## [GIVEN EXERCISE]
Pick out all lines in the listing holding the string "JSON" and copy them.

########################################

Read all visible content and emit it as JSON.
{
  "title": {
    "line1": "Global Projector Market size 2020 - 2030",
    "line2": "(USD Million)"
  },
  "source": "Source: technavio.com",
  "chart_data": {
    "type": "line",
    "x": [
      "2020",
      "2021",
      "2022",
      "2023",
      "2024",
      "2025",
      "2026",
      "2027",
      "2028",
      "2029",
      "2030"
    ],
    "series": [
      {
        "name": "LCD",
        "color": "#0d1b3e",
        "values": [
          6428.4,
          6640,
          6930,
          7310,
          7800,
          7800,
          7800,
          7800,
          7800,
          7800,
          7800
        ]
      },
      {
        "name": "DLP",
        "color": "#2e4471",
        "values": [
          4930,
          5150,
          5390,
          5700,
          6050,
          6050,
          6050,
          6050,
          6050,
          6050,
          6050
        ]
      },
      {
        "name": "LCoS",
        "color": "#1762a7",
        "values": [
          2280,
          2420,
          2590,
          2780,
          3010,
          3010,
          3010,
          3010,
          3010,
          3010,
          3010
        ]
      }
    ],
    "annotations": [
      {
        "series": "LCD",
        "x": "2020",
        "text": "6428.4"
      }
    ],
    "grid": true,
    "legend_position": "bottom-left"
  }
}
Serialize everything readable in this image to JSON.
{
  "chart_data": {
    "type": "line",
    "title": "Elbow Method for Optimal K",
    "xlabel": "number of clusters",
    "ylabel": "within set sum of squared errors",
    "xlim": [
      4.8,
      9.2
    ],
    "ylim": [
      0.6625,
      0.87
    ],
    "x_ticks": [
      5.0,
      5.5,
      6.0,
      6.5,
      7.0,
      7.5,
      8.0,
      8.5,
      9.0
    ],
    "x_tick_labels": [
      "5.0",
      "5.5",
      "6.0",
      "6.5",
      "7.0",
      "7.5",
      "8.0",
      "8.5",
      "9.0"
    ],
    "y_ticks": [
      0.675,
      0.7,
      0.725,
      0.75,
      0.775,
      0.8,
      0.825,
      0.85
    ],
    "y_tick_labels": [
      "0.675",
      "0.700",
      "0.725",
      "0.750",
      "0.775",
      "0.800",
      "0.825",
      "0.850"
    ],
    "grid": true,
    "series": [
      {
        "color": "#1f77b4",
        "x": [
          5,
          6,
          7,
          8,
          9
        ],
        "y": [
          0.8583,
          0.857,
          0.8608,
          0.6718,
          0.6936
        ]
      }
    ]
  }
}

########################################

## [ANSWER TO THIS EXERCISE]
Read all visible content and emit it as JSON.
Serialize everything readable in this image to JSON.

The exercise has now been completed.